**WHAT YOU WILL DO**
Copy each line that holds "JSON".

--- --- ---

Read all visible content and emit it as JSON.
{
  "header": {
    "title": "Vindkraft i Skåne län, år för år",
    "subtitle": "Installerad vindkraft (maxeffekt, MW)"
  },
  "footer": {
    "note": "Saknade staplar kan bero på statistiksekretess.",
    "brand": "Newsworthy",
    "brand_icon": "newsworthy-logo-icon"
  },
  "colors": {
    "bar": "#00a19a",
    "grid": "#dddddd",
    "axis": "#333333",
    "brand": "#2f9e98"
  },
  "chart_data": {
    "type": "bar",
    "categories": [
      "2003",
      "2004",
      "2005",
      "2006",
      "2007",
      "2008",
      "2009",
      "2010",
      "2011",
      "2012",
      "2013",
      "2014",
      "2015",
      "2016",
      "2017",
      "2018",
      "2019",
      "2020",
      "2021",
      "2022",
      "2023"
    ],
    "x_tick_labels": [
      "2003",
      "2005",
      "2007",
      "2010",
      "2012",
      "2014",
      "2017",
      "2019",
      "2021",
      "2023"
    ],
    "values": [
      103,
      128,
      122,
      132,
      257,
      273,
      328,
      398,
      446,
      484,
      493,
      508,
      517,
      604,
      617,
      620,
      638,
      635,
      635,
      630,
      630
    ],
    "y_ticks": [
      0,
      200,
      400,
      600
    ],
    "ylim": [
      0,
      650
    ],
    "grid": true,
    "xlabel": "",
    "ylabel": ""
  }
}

--- --- ---

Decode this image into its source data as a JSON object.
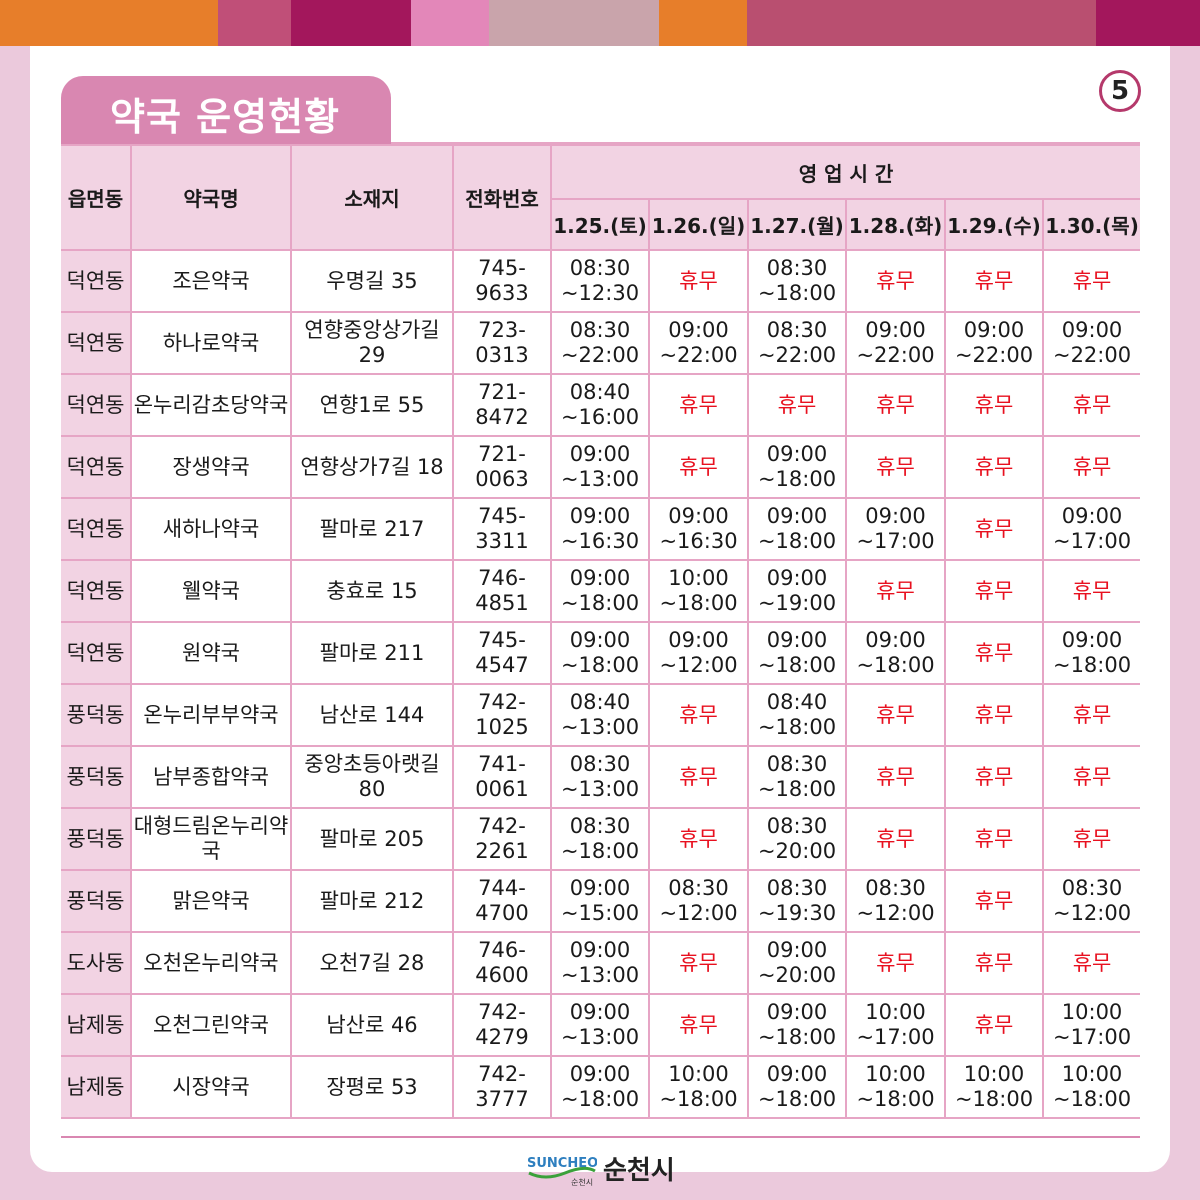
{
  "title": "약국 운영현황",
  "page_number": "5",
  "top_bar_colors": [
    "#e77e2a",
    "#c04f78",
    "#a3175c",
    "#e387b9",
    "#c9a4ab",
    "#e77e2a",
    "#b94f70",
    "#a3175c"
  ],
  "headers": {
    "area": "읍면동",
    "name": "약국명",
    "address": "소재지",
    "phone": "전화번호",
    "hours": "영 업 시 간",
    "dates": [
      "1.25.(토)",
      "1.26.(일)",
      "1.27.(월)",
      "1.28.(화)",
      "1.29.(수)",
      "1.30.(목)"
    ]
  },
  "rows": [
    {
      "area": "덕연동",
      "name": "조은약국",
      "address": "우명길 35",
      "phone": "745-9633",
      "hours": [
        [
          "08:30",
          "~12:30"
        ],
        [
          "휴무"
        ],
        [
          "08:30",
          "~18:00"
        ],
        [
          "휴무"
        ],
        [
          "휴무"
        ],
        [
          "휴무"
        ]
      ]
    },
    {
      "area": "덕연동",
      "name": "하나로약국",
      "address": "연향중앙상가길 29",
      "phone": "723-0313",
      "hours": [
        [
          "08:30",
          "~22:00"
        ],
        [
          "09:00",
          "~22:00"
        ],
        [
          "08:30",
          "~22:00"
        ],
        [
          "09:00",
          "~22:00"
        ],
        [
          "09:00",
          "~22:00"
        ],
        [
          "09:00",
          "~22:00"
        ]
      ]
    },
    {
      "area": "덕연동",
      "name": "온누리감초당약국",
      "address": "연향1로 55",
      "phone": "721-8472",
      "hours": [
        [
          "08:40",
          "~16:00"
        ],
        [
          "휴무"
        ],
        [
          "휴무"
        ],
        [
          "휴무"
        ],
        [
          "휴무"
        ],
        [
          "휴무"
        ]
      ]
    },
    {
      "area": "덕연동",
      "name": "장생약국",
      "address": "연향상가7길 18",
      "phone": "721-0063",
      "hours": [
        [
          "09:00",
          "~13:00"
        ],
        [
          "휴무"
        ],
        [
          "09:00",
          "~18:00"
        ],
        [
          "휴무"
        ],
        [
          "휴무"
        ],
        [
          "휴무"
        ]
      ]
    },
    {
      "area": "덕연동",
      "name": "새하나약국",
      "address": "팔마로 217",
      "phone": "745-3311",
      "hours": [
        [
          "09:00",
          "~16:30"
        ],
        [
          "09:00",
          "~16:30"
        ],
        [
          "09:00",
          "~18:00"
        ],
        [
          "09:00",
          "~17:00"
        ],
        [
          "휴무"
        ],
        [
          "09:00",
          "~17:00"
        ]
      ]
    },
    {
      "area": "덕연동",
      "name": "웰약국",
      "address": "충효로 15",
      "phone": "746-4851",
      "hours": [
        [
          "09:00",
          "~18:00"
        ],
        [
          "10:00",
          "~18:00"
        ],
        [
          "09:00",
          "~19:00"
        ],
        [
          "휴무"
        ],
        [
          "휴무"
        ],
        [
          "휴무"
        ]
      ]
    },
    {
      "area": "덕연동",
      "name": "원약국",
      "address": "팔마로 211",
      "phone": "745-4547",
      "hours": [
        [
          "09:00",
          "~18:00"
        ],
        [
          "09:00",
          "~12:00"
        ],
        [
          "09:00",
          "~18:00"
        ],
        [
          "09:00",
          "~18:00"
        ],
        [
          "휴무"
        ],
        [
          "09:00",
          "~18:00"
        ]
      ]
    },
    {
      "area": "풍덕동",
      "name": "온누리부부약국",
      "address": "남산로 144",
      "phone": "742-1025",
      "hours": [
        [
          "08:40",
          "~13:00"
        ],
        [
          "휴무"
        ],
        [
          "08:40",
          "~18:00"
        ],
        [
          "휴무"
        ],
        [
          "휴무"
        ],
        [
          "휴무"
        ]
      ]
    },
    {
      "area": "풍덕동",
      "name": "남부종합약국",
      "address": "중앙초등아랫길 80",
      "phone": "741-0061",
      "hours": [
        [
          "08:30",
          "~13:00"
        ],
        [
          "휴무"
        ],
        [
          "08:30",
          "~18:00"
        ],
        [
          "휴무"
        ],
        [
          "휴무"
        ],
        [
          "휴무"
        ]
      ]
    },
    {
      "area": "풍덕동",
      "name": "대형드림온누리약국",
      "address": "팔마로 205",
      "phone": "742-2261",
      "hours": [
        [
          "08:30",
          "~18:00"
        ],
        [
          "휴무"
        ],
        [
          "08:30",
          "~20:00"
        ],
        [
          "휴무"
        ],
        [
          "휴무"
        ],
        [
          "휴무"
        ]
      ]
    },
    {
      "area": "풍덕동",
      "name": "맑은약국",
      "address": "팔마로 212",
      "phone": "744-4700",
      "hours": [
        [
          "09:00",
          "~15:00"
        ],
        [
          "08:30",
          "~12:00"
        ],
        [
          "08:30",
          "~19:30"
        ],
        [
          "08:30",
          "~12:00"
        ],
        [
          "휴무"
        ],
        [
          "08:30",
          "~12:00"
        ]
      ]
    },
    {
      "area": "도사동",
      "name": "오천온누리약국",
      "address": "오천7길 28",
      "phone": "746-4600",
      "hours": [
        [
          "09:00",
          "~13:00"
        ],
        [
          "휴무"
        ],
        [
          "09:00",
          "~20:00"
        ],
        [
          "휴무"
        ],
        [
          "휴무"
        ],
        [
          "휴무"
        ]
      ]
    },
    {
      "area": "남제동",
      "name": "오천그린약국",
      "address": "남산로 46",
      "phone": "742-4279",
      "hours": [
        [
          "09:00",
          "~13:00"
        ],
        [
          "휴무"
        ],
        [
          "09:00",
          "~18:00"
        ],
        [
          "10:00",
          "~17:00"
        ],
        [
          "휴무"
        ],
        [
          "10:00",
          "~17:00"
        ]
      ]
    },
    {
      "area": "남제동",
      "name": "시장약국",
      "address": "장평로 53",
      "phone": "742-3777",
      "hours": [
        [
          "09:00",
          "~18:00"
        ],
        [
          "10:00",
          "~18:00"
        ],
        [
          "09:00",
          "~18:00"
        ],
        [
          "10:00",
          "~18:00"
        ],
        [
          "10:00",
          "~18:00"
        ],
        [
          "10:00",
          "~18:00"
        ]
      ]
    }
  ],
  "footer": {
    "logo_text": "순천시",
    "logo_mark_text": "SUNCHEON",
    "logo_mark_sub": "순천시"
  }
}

--- --- ---

**ANSWER TO THIS TASK**
Read all visible content and emit it as JSON.
Decode this image into its source data as a JSON object.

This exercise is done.